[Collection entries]
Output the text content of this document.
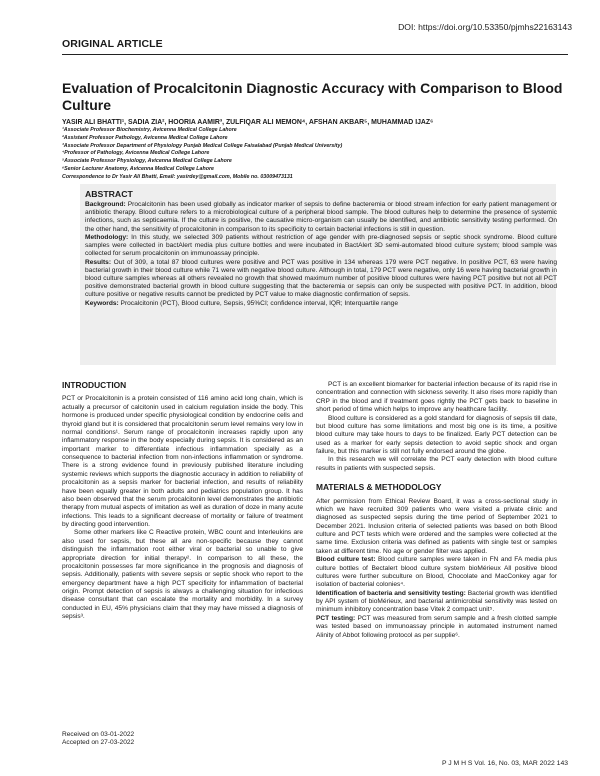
DOI: https://doi.org/10.53350/pjmhs22163143
ORIGINAL ARTICLE
Evaluation of Procalcitonin Diagnostic Accuracy with Comparison to Blood Culture
YASIR ALI BHATTI¹, SADIA ZIA², HOORIA AAMIR³, ZULFIQAR ALI MEMON⁴, AFSHAN AKBAR⁵, MUHAMMAD IJAZ⁶
¹Associate Professor Biochemistry, Avicenna Medical College Lahore
²Assistant Professor Pathology, Avicenna Medical College Lahore
³Associate Professor Department of Physiology Punjab Medical College Faisalabad (Punjab Medical University)
⁴Professor of Pathology, Avicenna Medical College Lahore
⁵Associate Professor Physiology, Avicenna Medical College Lahore
⁶Senior Lecturer Anatomy, Avicenna Medical College Lahore
Correspondence to Dr Yasir Ali Bhatti, Email: yasirdey@gmail.com, Mobile no. 03009473131
ABSTRACT

Background: Procalcitonin has been used globally as indicator marker of sepsis to define bacteremia or blood stream infection for early patient management or antibiotic therapy. Blood culture refers to a microbiological culture of a peripheral blood sample. The blood cultures help to determine the presence of systemic infections, such as septicaemia. If the culture is positive, the causative micro-organism can usually be identified, and antibiotic sensitivity testing performed. On the other hand, the sensitivity of procalcitonin in comparison to its specificity to certain bacterial infections is still in question.

Methodology: In this study, we selected 309 patients without restriction of age gender with pre-diagnosed sepsis or septic shock syndrome. Blood culture samples were collected in bactAlert media plus culture bottles and were incubated in BactAlert 3D semi-automated blood culture system; blood sample was collected for serum procalcitonin on immunoassay principle.

Results: Out of 309, a total 87 blood cultures were positive and PCT was positive in 134 whereas 179 were PCT negative. In positive PCT, 63 were having bacterial growth in their blood culture while 71 were with negative blood culture. Although in total, 179 PCT were negative, only 16 were having bacterial growth in blood culture samples whereas all others revealed no growth that showed maximum number of positive blood cultures were having PCT positive but not all PCT positive demonstrated bacterial growth in blood culture suggesting that the bacteremia or sepsis can only be suspected with positive PCT. In addition, blood culture positive or negative results cannot be predicted by PCT value to make diagnostic confirmation of sepsis.

Keywords: Procalcitonin (PCT), Blood culture, Sepsis, 95%CI; confidence interval, IQR; Interquartile range

INTRODUCTION

PCT or Procalcitonin is a protein consisted of 116 amino acid long chain, which is actually a precursor of calcitonin used in calcium regulation inside the body. This hormone is produced under specific physiological condition by endocrine cells and thyroid gland but it is considered that procalcitonin serum level remains very low in normal conditions¹. Serum range of procalcitonin increases rapidly upon any inflammatory response in the body especially during sepsis. It is considered as an important marker to differentiate infectious inflammation specially as a consequence to bacterial infection from non-infections inflammation or syndrome. There is a strong evidence found in previously published literature including systemic reviews which supports the diagnostic accuracy in addition to reliability of procalcitonin as a sepsis marker for bacterial infection, and results of reliability have been equally greater in both adults and pediatrics population group. It has also been observed that the serum procalcitonin level demonstrates the antibiotic therapy from mutual aspects of imitation as well as duration of doze in many acute infections. This leads to a significant decrease of mortality or failure of treatment by directing good intervention.

Some other markers like C Reactive protein, WBC count and Interleukins are also used for sepsis, but these all are non-specific because they cannot distinguish the inflammation root either viral or bacterial so unable to give appropriate direction for initial therapy². In comparison to all these, the procalcitonin possesses far more significance in the prognosis and diagnosis of sepsis. Additionally, patients with severe sepsis or septic shock who report to the emergency department have a high PCT specificity for inflammation of bacterial origin. Prompt detection of sepsis is always a challenging situation for infectious disease consultant that can escalate the mortality and morbidity. In a survey conducted in EU, 45% physicians claim that they may have missed a diagnosis of sepsis³.

Received on 03-01-2022
Accepted on 27-03-2022

PCT is an excellent biomarker for bacterial infection because of its rapid rise in concentration and connection with sickness severity. It also rises more rapidly than CRP in the blood and if treatment goes rightly the PCT gets back to baseline in short period of time which helps to improve any healthcare facility.

Blood culture is considered as a gold standard for diagnosis of sepsis till date, but blood culture has some limitations and most big one is its time, a positive blood culture may take hours to days to be finalized. Early PCT detection can be used as a marker for early sepsis detection to avoid septic shock and organ failure, but this marker is still not fully endorsed around the globe.

In this research we will correlate the PCT early detection with blood culture results in patients with suspected sepsis.

MATERIALS & METHODOLOGY

After permission from Ethical Review Board, it was a cross-sectional study in which we have recruited 309 patients who were visited a private clinic and diagnosed as suspected sepsis during the time period of September 2021 to December 2021. Inclusion criteria of selected patients was based on both Blood culture and PCT tests which were ordered and the samples were collected at the same time. Exclusion criteria was defined as patients with single test or samples taken at different time. No age or gender filter was applied.

Blood culture test: Blood culture samples were taken in FN and FA media plus culture bottles of Bectalert blood culture system bioMérieux All positive blood cultures were further subculture on Blood, Chocolate and MacConkey agar for isolation of bacterial colonies⁴.

Identification of bacteria and sensitivity testing: Bacterial growth was identified by API system of bioMérieux, and bacterial antimicrobial sensitivity was tested on minimum inhibitory concentration base Vitek 2 compact unit⁵.

PCT testing: PCT was measured from serum sample and a fresh clotted sample was tested based on immunoassay principle in automated instrument named Alinity of Abbot following protocol as per supplie⁶.

P J M H S Vol. 16, No. 03, MAR 2022 143
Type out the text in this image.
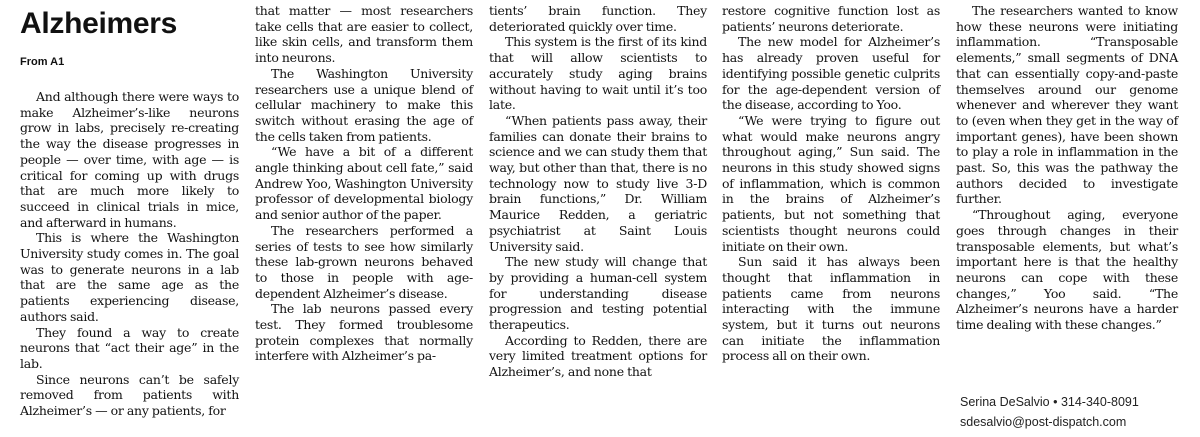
Alzheimers
From A1

And although there were ways to make Alzheimer’s-like neurons grow in labs, precisely re-creating the way the disease progresses in people — over time, with age — is critical for coming up with drugs that are much more likely to succeed in clinical trials in mice, and afterward in humans.

This is where the Washington University study comes in. The goal was to generate neurons in a lab that are the same age as the patients experiencing disease, authors said.

They found a way to create neurons that “act their age” in the lab.

Since neurons can’t be safely removed from patients with Alzheimer’s — or any patients, for

that matter — most researchers take cells that are easier to collect, like skin cells, and transform them into neurons.

The Washington University researchers use a unique blend of cellular machinery to make this switch without erasing the age of the cells taken from patients.

“We have a bit of a different angle thinking about cell fate,” said Andrew Yoo, Washington University professor of developmental biology and senior author of the paper.

The researchers performed a series of tests to see how similarly these lab-grown neurons behaved to those in people with age-dependent Alzheimer’s disease.

The lab neurons passed every test. They formed troublesome protein complexes that normally interfere with Alzheimer’s pa-

tients’ brain function. They deteriorated quickly over time.

This system is the first of its kind that will allow scientists to accurately study aging brains without having to wait until it’s too late.

“When patients pass away, their families can donate their brains to science and we can study them that way, but other than that, there is no technology now to study live 3-D brain functions,” Dr. William Maurice Redden, a geriatric psychiatrist at Saint Louis University said.

The new study will change that by providing a human-cell system for understanding disease progression and testing potential therapeutics.

According to Redden, there are very limited treatment options for Alzheimer’s, and none that

restore cognitive function lost as patients’ neurons deteriorate.

The new model for Alzheimer’s has already proven useful for identifying possible genetic culprits for the age-dependent version of the disease, according to Yoo.

“We were trying to figure out what would make neurons angry throughout aging,” Sun said. The neurons in this study showed signs of inflammation, which is common in the brains of Alzheimer’s patients, but not something that scientists thought neurons could initiate on their own.

Sun said it has always been thought that inflammation in patients came from neurons interacting with the immune system, but it turns out neurons can initiate the inflammation process all on their own.

The researchers wanted to know how these neurons were initiating inflammation. “Transposable elements,” small segments of DNA that can essentially copy-and-paste themselves around our genome whenever and wherever they want to (even when they get in the way of important genes), have been shown to play a role in inflammation in the past. So, this was the pathway the authors decided to investigate further.

“Throughout aging, everyone goes through changes in their transposable elements, but what’s important here is that the healthy neurons can cope with these changes,” Yoo said. “The Alzheimer’s neurons have a harder time dealing with these changes.”

Serina DeSalvio • 314-340-8091
sdesalvio@post-dispatch.com
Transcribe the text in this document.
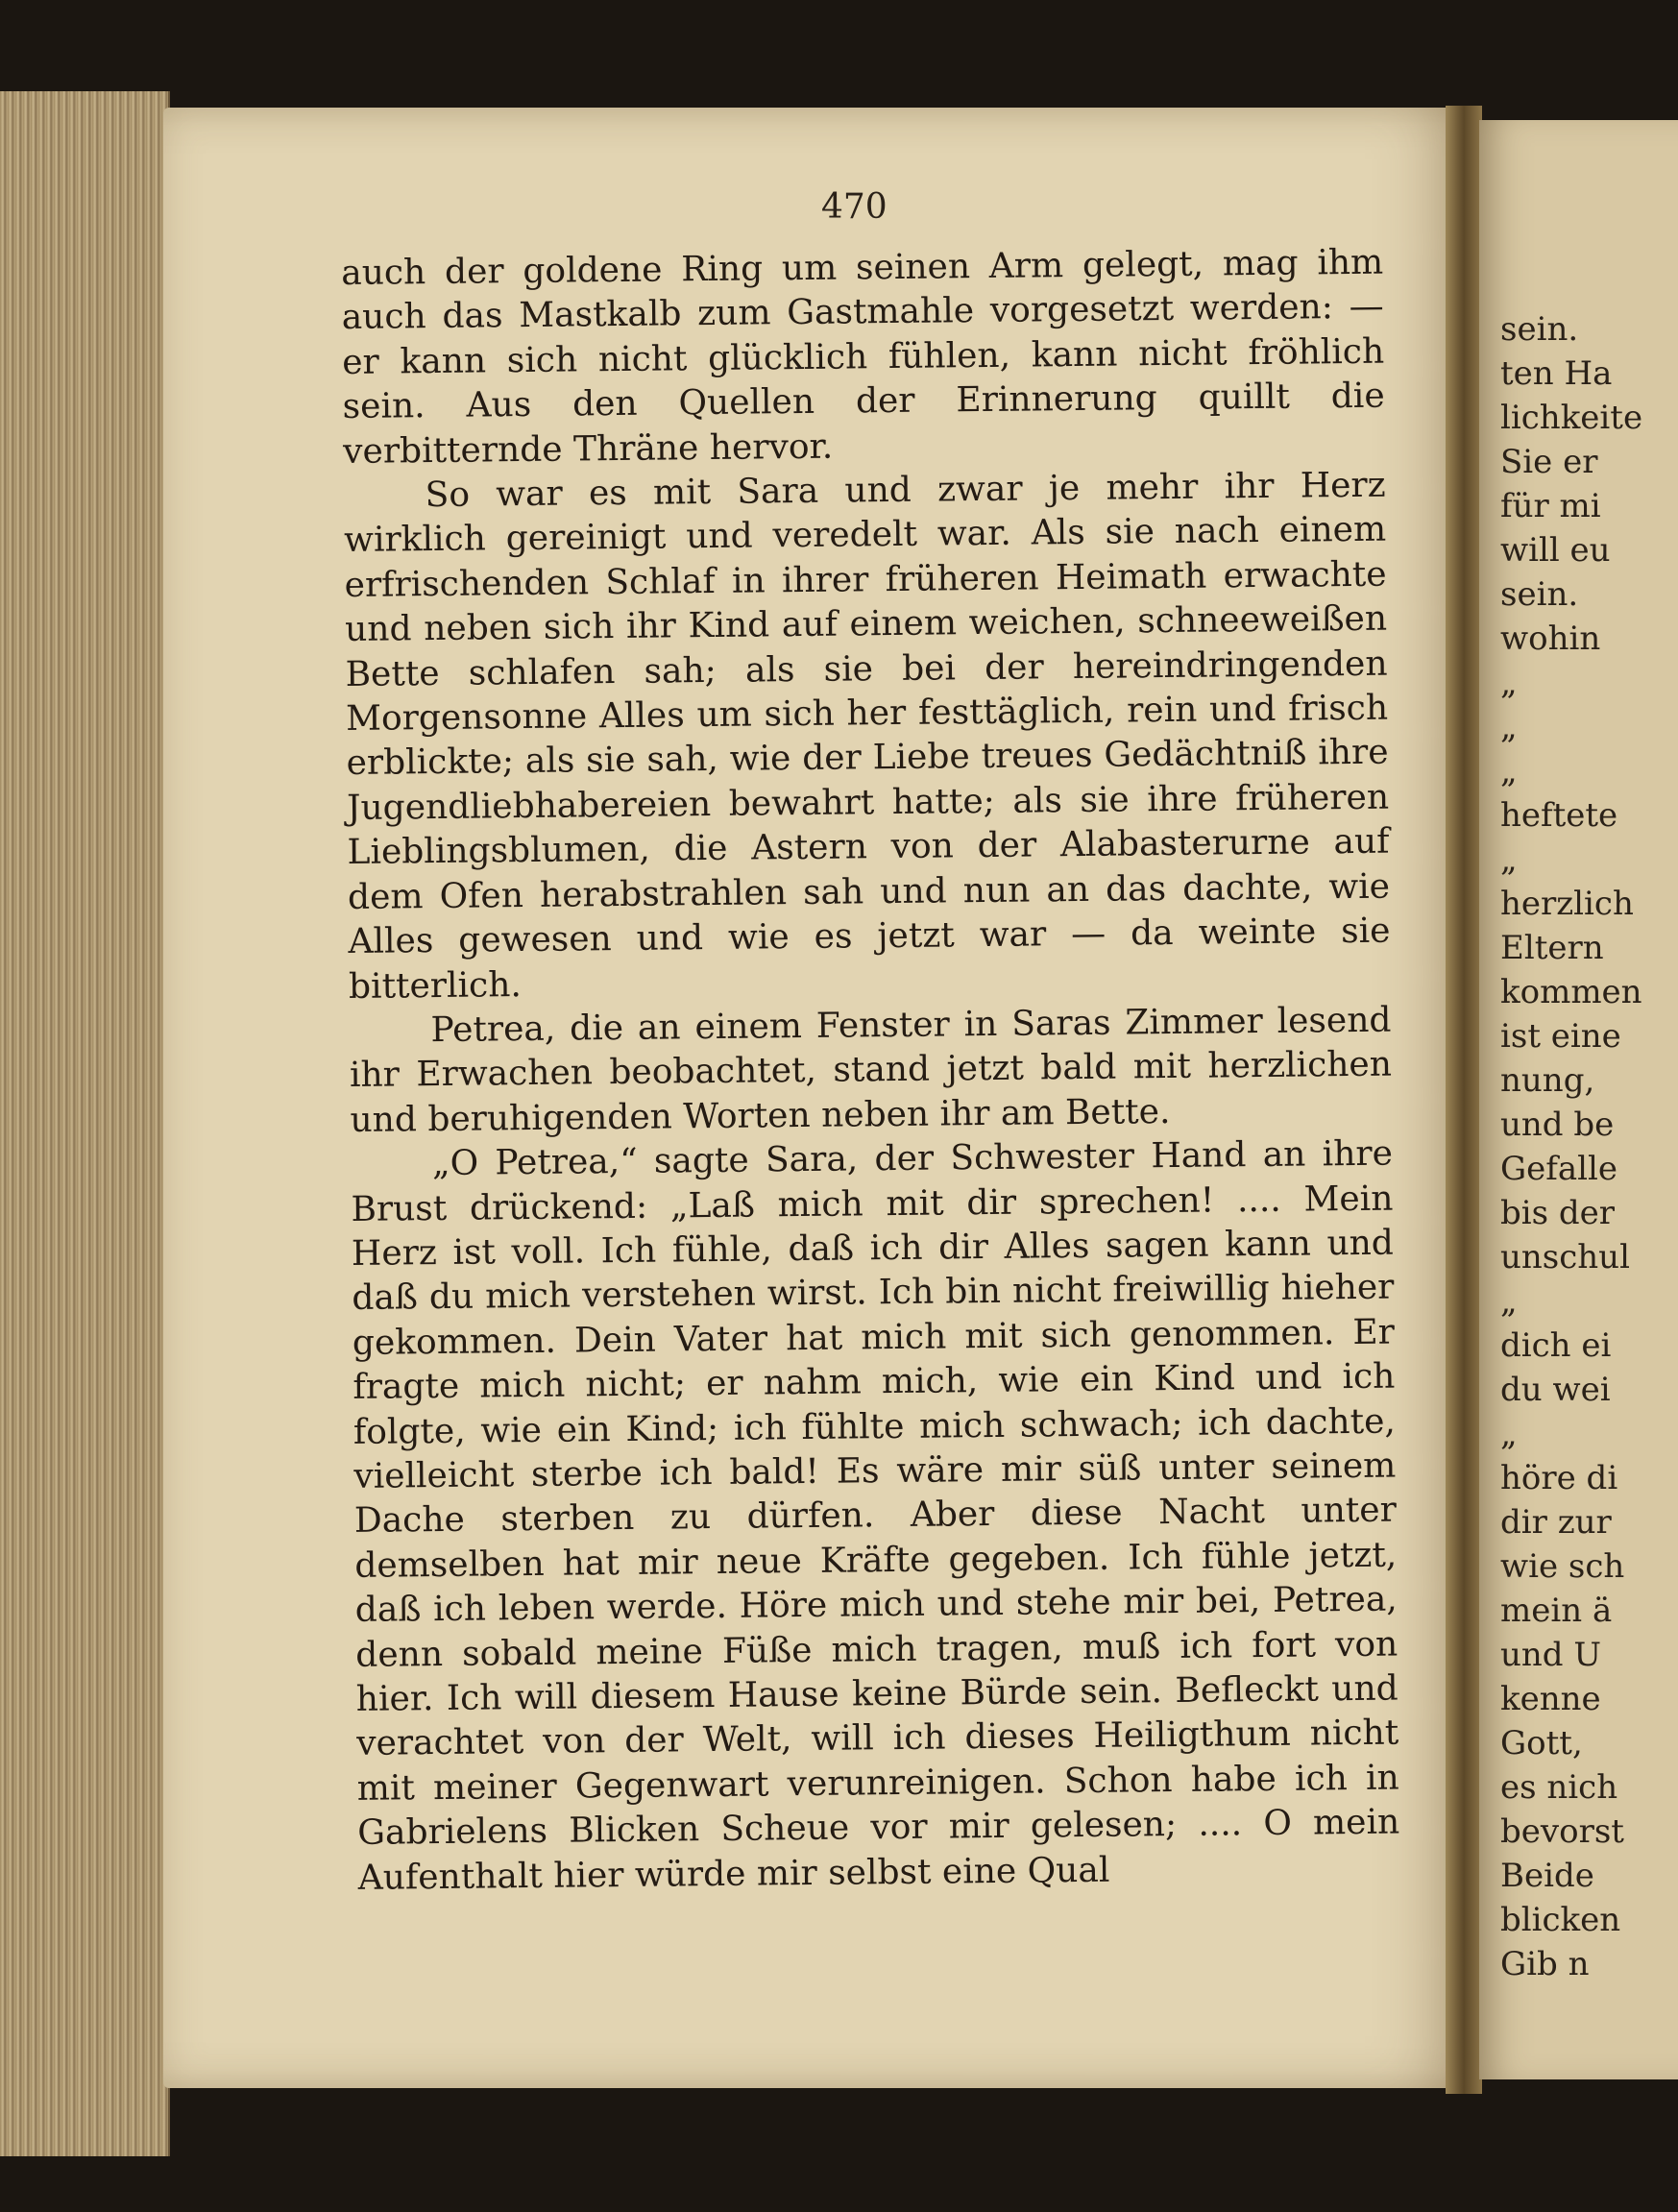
470

auch der goldene Ring um seinen Arm gelegt, mag ihm auch das Mastkalb zum Gastmahle vorgesetzt werden: — er kann sich nicht glücklich fühlen, kann nicht fröhlich sein. Aus den Quellen der Erinnerung quillt die verbitternde Thräne hervor.

So war es mit Sara und zwar je mehr ihr Herz wirklich gereinigt und veredelt war. Als sie nach einem erfrischenden Schlaf in ihrer früheren Heimath erwachte und neben sich ihr Kind auf einem weichen, schneeweißen Bette schlafen sah; als sie bei der hereindringenden Morgensonne Alles um sich her festtäglich, rein und frisch erblickte; als sie sah, wie der Liebe treues Gedächtniß ihre Jugendliebhabereien bewahrt hatte; als sie ihre früheren Lieblingsblumen, die Astern von der Alabasterurne auf dem Ofen herabstrahlen sah und nun an das dachte, wie Alles gewesen und wie es jetzt war — da weinte sie bitterlich.

Petrea, die an einem Fenster in Saras Zimmer lesend ihr Erwachen beobachtet, stand jetzt bald mit herzlichen und beruhigenden Worten neben ihr am Bette.

„O Petrea,“ sagte Sara, der Schwester Hand an ihre Brust drückend: „Laß mich mit dir sprechen! .... Mein Herz ist voll. Ich fühle, daß ich dir Alles sagen kann und daß du mich verstehen wirst. Ich bin nicht freiwillig hieher gekommen. Dein Vater hat mich mit sich genommen. Er fragte mich nicht; er nahm mich, wie ein Kind und ich folgte, wie ein Kind; ich fühlte mich schwach; ich dachte, vielleicht sterbe ich bald! Es wäre mir süß unter seinem Dache sterben zu dürfen. Aber diese Nacht unter demselben hat mir neue Kräfte gegeben. Ich fühle jetzt, daß ich leben werde. Höre mich und stehe mir bei, Petrea, denn sobald meine Füße mich tragen, muß ich fort von hier. Ich will diesem Hause keine Bürde sein. Befleckt und verachtet von der Welt, will ich dieses Heiligthum nicht mit meiner Gegenwart verunreinigen. Schon habe ich in Gabrielens Blicken Scheue vor mir gelesen; .... O mein Aufenthalt hier würde mir selbst eine Qual

sein.
ten Ha
lichkeite
Sie er
für mi
will eu
sein.
wohin
„
„
„
heftete
„
herzlich
Eltern
kommen
ist eine
nung,
und be
Gefalle
bis der
unschul
„
dich ei
du wei
„
höre di
dir zur
wie sch
mein ä
und U
kenne
Gott,
es nich
bevorst
Beide
blicken
Gib n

**Task details**
Within the data above, how many lines include "Physiology"? The number alone is the answer.

**Solution to the problem**
2